[Entries from a dataset]:
##############################

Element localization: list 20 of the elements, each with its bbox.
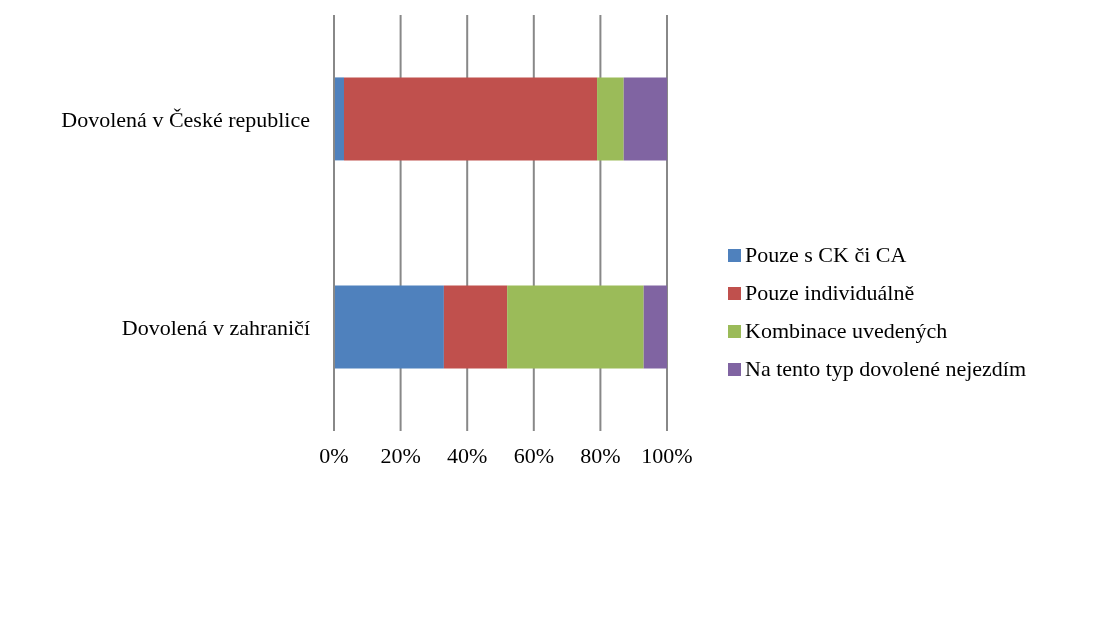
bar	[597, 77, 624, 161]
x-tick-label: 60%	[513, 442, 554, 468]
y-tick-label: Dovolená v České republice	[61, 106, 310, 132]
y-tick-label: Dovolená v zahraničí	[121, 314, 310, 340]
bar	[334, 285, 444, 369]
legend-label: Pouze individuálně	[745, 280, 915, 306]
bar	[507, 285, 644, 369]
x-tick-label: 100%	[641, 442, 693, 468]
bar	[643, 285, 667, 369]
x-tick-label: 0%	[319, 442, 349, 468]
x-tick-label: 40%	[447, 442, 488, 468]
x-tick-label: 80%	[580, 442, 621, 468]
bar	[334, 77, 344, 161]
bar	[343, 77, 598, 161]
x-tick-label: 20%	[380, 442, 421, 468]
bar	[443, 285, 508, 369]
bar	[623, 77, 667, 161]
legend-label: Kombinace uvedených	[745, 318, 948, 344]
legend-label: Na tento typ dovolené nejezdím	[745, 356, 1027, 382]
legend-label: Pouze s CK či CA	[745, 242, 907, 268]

##############################

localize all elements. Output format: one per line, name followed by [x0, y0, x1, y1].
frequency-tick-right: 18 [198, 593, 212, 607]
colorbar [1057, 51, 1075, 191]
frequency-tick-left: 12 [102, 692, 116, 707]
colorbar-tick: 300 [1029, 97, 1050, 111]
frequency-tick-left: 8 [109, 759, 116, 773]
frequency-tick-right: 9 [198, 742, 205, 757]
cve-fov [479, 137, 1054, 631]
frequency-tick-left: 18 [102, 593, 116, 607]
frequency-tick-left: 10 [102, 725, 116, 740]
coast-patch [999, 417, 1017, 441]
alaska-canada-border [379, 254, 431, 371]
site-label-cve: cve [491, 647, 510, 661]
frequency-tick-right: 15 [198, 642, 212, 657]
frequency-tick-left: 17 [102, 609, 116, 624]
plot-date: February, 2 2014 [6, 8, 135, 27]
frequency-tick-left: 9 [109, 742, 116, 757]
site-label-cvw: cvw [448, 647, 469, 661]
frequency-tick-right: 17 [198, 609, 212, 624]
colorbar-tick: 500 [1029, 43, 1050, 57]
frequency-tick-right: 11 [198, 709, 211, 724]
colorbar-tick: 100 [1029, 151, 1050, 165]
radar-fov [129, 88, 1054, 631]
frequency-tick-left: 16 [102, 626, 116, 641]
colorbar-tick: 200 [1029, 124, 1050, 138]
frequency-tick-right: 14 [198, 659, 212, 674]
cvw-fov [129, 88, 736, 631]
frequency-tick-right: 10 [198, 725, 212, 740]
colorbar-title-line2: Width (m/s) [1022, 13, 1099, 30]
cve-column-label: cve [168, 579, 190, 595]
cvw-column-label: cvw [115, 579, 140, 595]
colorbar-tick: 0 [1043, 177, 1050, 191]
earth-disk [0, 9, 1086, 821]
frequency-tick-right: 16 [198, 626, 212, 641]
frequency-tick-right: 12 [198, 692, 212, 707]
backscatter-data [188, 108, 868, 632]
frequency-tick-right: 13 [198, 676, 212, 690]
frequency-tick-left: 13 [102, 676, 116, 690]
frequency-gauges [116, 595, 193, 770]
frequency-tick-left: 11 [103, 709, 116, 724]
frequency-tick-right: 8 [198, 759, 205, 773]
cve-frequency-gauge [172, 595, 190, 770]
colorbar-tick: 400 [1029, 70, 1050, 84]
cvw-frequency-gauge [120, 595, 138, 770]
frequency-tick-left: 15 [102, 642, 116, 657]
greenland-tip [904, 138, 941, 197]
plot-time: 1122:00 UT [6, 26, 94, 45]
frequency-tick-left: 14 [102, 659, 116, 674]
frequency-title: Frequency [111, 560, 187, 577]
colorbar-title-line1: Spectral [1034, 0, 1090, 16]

##############################

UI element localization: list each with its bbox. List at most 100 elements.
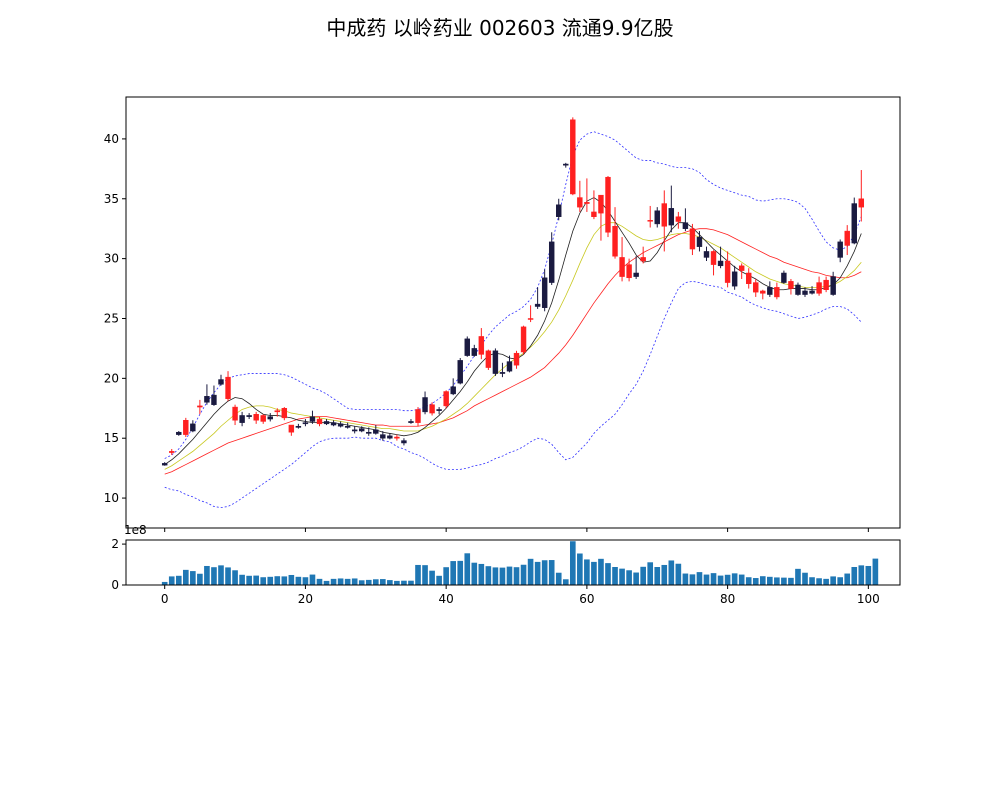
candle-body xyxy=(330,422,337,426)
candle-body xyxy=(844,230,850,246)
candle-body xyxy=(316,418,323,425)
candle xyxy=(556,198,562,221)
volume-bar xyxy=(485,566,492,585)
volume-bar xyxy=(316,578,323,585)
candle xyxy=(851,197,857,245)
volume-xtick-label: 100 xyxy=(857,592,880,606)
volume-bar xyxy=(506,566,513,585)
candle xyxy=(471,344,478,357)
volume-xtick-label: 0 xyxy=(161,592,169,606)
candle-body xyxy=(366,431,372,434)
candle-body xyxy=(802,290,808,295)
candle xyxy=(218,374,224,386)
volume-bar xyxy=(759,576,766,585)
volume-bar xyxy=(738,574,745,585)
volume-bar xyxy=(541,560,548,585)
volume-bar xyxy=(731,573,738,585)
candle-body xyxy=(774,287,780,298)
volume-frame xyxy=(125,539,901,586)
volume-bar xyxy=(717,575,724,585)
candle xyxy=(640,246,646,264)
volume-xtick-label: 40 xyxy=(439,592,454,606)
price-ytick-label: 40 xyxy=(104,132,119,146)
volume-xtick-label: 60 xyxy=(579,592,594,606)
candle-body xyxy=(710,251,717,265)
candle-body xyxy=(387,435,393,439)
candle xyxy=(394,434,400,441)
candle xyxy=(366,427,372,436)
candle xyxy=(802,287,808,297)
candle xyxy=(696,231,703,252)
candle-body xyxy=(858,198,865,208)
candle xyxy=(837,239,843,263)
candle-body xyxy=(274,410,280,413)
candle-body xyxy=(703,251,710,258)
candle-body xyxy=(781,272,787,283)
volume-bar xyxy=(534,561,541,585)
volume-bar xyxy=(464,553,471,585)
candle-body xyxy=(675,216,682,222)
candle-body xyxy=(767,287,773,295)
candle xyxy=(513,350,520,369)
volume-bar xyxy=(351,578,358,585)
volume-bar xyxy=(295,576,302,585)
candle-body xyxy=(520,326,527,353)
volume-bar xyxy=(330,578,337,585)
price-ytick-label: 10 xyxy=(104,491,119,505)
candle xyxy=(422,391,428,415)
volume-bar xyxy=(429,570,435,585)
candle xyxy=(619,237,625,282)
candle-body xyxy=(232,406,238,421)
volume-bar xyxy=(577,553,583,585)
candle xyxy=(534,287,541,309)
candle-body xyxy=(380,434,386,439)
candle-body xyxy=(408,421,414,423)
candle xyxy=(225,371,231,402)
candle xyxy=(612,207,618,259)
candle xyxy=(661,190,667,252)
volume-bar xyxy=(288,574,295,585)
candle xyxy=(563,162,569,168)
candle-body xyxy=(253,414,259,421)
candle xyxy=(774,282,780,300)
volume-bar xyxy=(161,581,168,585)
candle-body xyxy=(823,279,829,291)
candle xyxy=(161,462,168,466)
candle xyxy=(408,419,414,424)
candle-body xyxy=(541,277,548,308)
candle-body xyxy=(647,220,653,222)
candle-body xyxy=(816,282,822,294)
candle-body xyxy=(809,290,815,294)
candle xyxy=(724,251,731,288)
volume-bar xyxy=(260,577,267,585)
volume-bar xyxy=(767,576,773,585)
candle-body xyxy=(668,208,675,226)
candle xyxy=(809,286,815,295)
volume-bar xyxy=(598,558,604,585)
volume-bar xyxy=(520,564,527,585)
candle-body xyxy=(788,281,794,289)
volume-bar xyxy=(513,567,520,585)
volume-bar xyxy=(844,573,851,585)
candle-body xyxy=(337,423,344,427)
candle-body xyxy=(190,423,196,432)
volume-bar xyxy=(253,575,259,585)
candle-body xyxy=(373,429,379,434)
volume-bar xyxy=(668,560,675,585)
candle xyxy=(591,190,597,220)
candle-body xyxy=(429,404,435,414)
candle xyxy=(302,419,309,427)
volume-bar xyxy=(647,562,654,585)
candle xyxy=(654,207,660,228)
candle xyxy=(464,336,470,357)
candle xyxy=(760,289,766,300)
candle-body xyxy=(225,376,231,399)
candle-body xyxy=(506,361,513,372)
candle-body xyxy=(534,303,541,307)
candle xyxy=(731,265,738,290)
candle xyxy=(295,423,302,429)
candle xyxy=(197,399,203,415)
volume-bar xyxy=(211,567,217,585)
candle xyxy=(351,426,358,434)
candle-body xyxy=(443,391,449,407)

##############################

[To be done]:
Copy the listing from the line with "Element localization: list 20" up to and including the line with "legend-label: Pouze s", leaving the pictures out.

[Right answer]:
Element localization: list 20 of the elements, each with its bbox.
bar	[597, 77, 624, 161]
x-tick-label: 60%	[513, 442, 554, 468]
y-tick-label: Dovolená v České republice	[61, 106, 310, 132]
y-tick-label: Dovolená v zahraničí	[121, 314, 310, 340]
bar	[334, 285, 444, 369]
legend-label: Pouze individuálně	[745, 280, 915, 306]
bar	[507, 285, 644, 369]
x-tick-label: 100%	[641, 442, 693, 468]
bar	[643, 285, 667, 369]
x-tick-label: 0%	[319, 442, 349, 468]
x-tick-label: 40%	[447, 442, 488, 468]
x-tick-label: 80%	[580, 442, 621, 468]
bar	[334, 77, 344, 161]
bar	[343, 77, 598, 161]
x-tick-label: 20%	[380, 442, 421, 468]
bar	[443, 285, 508, 369]
bar	[623, 77, 667, 161]
legend-label: Kombinace uvedených	[745, 318, 948, 344]
legend-label: Na tento typ dovolené nejezdím	[745, 356, 1027, 382]
legend-label: Pouze s CK či CA	[745, 242, 907, 268]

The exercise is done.